** SELECTED PASSAGE **
================================

In these days of rising malpractice insurance costs, physicians need to make sure that the employment agreement states clearly the employer’s obligation to provide malpractice insurance for them, at the employer’s expense. The contract should specify the amount of insurance to be provided, and it should be adequate both to protect a physician’s personal resources and to meet any applicable requirements of state law. If the law in the state where the physician will be practicing requires an additional payment to a state reinsurance fund or similar entity, the employer’s obligation to pay that should be specified as well. A lawyer can advise the physician on other key issues relating to malpractice insurance, such as scope of coverage and provisions on how a legal defense will be handled by the insurance company if the physician is sued.

Action Step     Physicians should make sure the contract specifies that their employer will pay for their malpractice insurance. 

Mistake 8        Failing to Make Sure the Contract Specifies Terms and Conditions of Employment

Physicians may neglect to make sure that their employment agreement specifically describes their actual conditions of employment: what they are expected to do, where and when they are expected to do it, and what human and other resources will be made available to help them. If possible, physicians should nail down these details before they discuss compensation, otherwise how will they be able to gauge whether they are being offered fair pay for their work?

Action Step     Physicians should reach agreement with their new employer about their specific duties and responsibilities before negotiating compensation issues. They should make sure that their duties and responsibilities are clearly spelled out in the employment agreement.

Mistake 9        Signing a Contract Containing One-sided Termination Provisions

A physician may have the best contract in the world, but if his or her employer can terminate it at will, it is not worth much. The time to make sure the contract is worth the paper it’s written on is before a physician packs up and moves to a new city. Physicians should look closely at what events can trigger a termination, including

  • 90 days of notice by employer (or by either party)

================================

** INSTRUCTIONS **
a: In the passage on physician employment contracts, what should physicians agree on with a new employer before negotiating compensation?
b: Please repeat the part of the physician contract passage that begins at the words "Mistake 9        Signing" and stops after "by either party)".
c: Write the next part of the passage on physician employment contracts, starting after its last line.

================================

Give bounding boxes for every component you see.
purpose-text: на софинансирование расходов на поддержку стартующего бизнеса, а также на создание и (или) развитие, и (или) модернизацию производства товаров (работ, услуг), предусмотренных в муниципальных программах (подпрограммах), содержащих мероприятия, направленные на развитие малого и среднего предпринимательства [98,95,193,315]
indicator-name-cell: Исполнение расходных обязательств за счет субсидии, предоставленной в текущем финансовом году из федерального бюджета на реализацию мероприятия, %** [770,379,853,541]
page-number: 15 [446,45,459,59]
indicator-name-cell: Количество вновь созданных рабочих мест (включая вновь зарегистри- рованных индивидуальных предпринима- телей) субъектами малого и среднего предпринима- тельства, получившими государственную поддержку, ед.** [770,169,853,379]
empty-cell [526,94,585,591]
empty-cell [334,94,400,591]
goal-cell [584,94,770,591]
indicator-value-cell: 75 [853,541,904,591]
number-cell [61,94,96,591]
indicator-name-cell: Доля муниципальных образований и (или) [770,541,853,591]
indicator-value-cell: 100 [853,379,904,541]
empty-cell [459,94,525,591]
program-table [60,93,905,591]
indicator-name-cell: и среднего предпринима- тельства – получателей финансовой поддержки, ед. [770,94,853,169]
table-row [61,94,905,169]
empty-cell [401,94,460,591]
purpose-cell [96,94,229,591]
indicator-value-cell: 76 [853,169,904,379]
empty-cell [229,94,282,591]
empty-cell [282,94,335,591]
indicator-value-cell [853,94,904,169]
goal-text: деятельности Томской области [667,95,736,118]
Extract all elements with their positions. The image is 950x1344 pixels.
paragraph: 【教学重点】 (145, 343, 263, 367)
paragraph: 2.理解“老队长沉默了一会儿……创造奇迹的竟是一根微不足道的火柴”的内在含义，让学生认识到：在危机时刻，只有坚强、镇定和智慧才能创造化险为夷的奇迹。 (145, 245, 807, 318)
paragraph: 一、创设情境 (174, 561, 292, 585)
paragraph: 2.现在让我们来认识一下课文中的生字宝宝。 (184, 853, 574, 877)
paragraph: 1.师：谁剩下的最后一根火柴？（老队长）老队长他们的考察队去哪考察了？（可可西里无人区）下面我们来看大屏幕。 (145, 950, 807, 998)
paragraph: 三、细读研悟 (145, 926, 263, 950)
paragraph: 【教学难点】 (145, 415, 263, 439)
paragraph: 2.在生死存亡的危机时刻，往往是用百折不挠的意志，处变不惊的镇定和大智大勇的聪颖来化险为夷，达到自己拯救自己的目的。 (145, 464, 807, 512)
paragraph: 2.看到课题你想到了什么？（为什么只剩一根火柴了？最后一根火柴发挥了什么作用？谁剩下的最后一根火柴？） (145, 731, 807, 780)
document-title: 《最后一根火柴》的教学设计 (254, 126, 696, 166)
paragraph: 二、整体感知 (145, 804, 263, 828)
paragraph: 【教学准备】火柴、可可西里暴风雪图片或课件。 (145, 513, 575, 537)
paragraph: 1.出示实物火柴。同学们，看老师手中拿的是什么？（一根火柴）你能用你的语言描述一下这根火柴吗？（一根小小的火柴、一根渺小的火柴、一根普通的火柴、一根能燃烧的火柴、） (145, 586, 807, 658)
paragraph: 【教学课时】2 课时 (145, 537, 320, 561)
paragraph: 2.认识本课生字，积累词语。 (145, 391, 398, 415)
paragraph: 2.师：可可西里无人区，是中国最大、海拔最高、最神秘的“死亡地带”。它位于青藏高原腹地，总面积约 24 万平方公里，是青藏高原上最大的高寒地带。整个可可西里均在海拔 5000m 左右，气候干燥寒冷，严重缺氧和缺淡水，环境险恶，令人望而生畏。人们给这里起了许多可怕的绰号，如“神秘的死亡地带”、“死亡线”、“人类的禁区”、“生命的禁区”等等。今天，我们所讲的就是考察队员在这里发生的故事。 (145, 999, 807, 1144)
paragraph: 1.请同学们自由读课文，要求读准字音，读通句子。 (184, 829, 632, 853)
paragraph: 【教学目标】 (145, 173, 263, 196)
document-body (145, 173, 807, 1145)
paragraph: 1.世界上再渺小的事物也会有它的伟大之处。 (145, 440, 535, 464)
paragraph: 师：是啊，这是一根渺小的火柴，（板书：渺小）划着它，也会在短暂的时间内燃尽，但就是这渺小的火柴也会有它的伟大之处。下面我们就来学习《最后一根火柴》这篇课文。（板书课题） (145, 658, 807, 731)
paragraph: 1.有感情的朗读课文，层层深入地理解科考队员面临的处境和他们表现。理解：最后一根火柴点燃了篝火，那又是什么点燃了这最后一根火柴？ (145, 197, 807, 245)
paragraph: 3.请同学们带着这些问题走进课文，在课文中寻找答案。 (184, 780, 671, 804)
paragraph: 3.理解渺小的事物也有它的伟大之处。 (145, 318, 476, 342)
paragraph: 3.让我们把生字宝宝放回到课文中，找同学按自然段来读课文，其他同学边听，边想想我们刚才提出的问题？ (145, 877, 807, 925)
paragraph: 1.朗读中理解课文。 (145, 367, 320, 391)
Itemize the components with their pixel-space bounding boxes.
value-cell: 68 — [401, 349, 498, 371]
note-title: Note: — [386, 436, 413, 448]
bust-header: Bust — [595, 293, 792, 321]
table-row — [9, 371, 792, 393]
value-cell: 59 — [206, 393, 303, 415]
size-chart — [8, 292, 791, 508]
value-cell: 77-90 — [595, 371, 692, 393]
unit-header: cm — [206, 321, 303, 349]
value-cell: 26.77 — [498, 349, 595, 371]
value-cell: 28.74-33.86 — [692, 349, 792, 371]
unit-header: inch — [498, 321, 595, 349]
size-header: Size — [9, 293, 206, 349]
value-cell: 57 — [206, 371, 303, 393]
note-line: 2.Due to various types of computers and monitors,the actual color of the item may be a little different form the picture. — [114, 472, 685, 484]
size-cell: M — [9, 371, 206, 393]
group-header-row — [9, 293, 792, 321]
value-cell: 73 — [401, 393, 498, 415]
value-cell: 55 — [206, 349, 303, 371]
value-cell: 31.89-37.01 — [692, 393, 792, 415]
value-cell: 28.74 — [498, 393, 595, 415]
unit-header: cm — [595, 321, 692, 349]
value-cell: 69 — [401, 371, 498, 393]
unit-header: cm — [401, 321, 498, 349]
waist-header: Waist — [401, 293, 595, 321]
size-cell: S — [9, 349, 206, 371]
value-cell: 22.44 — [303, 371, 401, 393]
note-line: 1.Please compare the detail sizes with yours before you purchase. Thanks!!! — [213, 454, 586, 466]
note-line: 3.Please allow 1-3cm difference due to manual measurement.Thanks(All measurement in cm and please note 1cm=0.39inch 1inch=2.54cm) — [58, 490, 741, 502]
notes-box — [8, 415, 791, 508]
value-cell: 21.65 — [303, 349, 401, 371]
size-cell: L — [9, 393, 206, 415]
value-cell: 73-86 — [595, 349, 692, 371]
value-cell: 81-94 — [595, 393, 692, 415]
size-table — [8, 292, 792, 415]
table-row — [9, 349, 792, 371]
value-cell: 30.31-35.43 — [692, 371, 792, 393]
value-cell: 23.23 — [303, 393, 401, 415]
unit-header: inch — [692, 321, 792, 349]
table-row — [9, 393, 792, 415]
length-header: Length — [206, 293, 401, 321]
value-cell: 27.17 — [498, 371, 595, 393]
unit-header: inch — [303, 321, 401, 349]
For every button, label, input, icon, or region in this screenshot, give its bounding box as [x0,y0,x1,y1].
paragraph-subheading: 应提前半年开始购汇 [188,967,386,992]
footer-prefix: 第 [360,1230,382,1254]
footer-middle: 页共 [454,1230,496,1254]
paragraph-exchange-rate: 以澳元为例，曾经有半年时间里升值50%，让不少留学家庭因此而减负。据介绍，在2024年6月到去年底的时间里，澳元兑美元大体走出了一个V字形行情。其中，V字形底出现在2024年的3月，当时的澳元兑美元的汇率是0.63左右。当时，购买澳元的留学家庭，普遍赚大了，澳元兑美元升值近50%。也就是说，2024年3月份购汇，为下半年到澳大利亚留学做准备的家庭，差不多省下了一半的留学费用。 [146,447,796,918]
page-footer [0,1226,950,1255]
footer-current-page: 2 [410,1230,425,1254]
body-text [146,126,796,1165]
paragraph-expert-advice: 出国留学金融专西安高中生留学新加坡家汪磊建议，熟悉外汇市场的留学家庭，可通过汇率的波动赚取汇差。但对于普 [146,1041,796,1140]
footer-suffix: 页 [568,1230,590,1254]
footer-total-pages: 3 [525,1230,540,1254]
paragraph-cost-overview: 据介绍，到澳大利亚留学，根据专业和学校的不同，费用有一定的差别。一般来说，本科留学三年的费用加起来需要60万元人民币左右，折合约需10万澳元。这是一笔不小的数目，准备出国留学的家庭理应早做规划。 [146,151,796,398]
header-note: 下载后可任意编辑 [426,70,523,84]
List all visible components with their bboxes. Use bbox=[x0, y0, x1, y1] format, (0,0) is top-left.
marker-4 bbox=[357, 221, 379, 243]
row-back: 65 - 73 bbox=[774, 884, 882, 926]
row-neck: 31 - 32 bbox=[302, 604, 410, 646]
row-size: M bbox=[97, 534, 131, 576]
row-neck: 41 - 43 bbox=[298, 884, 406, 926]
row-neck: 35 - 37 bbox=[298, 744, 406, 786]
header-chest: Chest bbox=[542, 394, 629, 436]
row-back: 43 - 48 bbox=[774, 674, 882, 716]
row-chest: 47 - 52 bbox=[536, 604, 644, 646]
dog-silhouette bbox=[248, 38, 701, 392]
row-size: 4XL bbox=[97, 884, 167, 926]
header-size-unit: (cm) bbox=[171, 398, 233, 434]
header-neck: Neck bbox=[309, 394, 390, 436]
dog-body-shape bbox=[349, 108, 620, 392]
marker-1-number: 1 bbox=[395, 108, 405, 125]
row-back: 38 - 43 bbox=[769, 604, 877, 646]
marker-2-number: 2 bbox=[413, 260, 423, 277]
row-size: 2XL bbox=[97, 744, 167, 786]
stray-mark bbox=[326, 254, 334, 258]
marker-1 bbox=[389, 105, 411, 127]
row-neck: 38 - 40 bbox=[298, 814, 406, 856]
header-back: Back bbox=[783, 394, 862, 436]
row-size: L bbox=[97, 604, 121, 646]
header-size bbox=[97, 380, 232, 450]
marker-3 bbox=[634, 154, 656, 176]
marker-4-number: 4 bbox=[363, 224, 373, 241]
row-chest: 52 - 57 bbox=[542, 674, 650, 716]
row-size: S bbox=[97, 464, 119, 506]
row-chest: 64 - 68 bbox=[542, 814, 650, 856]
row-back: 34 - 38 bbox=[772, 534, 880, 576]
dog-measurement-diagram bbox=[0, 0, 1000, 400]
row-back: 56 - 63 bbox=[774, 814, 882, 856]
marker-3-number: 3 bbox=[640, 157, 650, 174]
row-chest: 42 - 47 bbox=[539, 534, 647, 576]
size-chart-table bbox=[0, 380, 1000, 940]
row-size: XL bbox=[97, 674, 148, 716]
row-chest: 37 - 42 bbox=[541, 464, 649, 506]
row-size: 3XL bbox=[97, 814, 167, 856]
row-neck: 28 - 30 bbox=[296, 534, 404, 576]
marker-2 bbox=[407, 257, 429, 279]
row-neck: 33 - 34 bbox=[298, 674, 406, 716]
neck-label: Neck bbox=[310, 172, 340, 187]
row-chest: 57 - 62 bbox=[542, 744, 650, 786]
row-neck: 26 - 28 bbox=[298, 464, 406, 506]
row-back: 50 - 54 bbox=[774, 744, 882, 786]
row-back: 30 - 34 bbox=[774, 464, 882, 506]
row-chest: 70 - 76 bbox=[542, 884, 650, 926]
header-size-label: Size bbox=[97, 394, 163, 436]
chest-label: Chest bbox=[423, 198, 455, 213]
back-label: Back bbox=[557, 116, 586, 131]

================================

** EXERCISE RESULTS **
a: Their specific duties and responsibilities.

b:
Mistake 9        Signing a Contract Containing One-sided Termination Provisions

A physician may have the best contract in the world, but if his or her employer can terminate it at will, it is not worth much. The time to make sure the contract is worth the paper it’s written on is before a physician packs up and moves to a new city. Physicians should look closely at what events can trigger a termination, including

  • 90 days of notice by employer (or by either party)

c:
  • Loss of medical staff privileges
  • Accusation of improper actions (e.g., fraudulent billing) by the any party
  • Any event deemed by the employer to be detrimental to the employer
  • “Material” breach of contract (a lawyer can explain what this means)
  • Illness or disability

Action Step     Physicians should review the language and implications of the contract term and termination provisions with their lawyer, and make sure the terms and provisions are fair and reasonable. Vague provisions should be clarified. If the new employer will not agree to changes to achieve these results, a physician should seriously reconsider whether to accept the position.

Mistake 10      Failing to Fully Understand Compensation and Bonus Terms

The compensation of employed physicians is often based at least in part on a mathematical formula that takes into account such factors as number of patients seen, revenue the practice receives for those patients, new patients the physician employee attracts to the practice, and the practice’s profitability. If the physician’s income will be wholly or partly based on anything other than straight salary, it is up to the physician to make sure that he or she understands the formula and that it is fully and fairly set forth in the employment agreement (or in a separate document attached to the agreement as an exhibit and incorporated into it by reference).

Physicians should be aware that the “physician incentive plan” or “bonus” provisions in many physician employment contracts are written to protect the employers and not the physician employee. Factors that may negatively affect the flexible portion of the physician’s compensation include the following:

  • Provisions that allow the employer unilaterally to revise, or even cancel, the incentive plan
  • The precise method by which the incentive portion of the physician’s compensation is calculated
  • How key terms (e.g., positive net income, negative variance, percentage, gross revenue, etc.) are defined
  • Whether compensation depends on factors controllable by the employer and outside the physician’s control (e.g., assignment of patients with inadequate insurance coverage to the physician; when a key element in the payment formula is actual dollars the practice receives for patients the physician sees; compensation based on net rather than gross income, which an employer can manipulate by paying the partners a higher salary so as to increase costs and thus reduce net revenue)
  • How practice expenses are factored against practice revenue in making the calculation
  • Conditions that must be met before the incentive plan goes into effect (e.g., practice site must meet certain net revenue or patient volume targets)

Action Step     Physicians should review the proposed physician incentive plan carefully with a lawyer and seek necessary clarifications, so that they fully understand how it works. They should try to make sure that the part of the agreement describing the flexible portion of their compensation is clearly written and relies on objective measures that cannot be manipulated by the employer to affect the outcome.

Conclusion

To avoid being burned by their first employment contract, physicians should follow three basic rules: Know what they’re getting into, consult a knowledgeable attorney, and get the details down in writing, clearly stated.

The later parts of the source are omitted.